What the task requires => Scan the material and copy every line in which "manual" appears.

Given data =>
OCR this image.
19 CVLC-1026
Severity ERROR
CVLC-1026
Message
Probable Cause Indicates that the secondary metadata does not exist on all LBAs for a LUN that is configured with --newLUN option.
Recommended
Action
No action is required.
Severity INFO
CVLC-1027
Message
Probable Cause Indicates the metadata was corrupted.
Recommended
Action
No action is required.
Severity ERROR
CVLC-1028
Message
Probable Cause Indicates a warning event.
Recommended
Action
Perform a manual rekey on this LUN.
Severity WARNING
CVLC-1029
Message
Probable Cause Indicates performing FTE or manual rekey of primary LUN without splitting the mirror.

Answer for the task =>
Perform a manual rekey on this LUN.
Probable Cause Indicates performing FTE or manual rekey of primary LUN without splitting the mirror.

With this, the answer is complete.